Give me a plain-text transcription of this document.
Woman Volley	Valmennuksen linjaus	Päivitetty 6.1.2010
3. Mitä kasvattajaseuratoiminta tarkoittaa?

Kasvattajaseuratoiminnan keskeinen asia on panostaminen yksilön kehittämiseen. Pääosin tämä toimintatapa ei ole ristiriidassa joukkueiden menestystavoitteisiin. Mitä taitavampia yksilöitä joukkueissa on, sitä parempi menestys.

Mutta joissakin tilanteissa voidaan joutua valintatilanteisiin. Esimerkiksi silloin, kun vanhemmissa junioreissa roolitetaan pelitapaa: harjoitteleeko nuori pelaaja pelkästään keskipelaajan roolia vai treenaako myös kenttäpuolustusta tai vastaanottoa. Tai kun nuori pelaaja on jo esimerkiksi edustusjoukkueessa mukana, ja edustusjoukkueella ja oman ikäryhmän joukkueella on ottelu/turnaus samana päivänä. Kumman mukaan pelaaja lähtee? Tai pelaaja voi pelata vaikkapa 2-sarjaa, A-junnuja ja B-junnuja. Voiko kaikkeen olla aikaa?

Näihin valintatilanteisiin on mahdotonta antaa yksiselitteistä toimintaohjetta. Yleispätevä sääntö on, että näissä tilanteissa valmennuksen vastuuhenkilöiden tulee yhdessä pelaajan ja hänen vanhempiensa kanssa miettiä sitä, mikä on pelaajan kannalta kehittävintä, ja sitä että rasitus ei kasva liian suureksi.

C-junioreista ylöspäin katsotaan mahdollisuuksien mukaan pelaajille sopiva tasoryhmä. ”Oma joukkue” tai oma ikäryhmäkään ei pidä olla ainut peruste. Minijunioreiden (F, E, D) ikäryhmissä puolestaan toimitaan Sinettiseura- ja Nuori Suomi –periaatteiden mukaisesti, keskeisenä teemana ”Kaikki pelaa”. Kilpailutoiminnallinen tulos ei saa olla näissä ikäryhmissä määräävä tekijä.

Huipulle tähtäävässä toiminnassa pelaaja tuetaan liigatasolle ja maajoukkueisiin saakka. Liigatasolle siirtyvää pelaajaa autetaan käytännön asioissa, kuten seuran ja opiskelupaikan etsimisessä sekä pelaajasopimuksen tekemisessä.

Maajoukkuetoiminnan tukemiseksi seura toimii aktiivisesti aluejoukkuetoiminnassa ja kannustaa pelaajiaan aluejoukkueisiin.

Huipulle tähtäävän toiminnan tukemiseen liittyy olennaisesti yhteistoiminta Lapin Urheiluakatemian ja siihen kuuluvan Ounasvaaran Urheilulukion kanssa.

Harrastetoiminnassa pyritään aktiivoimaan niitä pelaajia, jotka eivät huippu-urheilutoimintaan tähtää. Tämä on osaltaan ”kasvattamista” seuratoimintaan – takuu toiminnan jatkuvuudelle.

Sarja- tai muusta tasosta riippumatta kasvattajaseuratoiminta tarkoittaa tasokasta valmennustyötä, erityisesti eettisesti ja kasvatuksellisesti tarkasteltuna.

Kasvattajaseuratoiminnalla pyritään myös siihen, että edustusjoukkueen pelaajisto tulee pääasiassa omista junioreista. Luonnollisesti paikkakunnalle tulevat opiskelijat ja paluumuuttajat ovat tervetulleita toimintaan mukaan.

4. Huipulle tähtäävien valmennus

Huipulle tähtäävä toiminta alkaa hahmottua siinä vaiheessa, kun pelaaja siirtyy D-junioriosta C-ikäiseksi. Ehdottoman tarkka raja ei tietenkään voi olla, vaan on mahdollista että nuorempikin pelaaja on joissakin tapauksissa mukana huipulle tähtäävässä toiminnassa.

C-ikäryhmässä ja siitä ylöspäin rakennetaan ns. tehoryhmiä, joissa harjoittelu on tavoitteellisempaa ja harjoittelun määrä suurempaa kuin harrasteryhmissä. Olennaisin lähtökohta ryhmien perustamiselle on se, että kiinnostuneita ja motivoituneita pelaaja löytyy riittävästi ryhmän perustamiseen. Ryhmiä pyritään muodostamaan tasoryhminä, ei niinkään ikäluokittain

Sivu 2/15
******************************
_Problem statement_.
Show the lines of the material that contain the word "kasvattajaseuratoiminta".

_Completed task_.
3. Mitä kasvattajaseuratoiminta tarkoittaa?
Sarja- tai muusta tasosta riippumatta kasvattajaseuratoiminta tarkoittaa tasokasta valmennustyötä, erityisesti eettisesti ja kasvatuksellisesti tarkasteltuna.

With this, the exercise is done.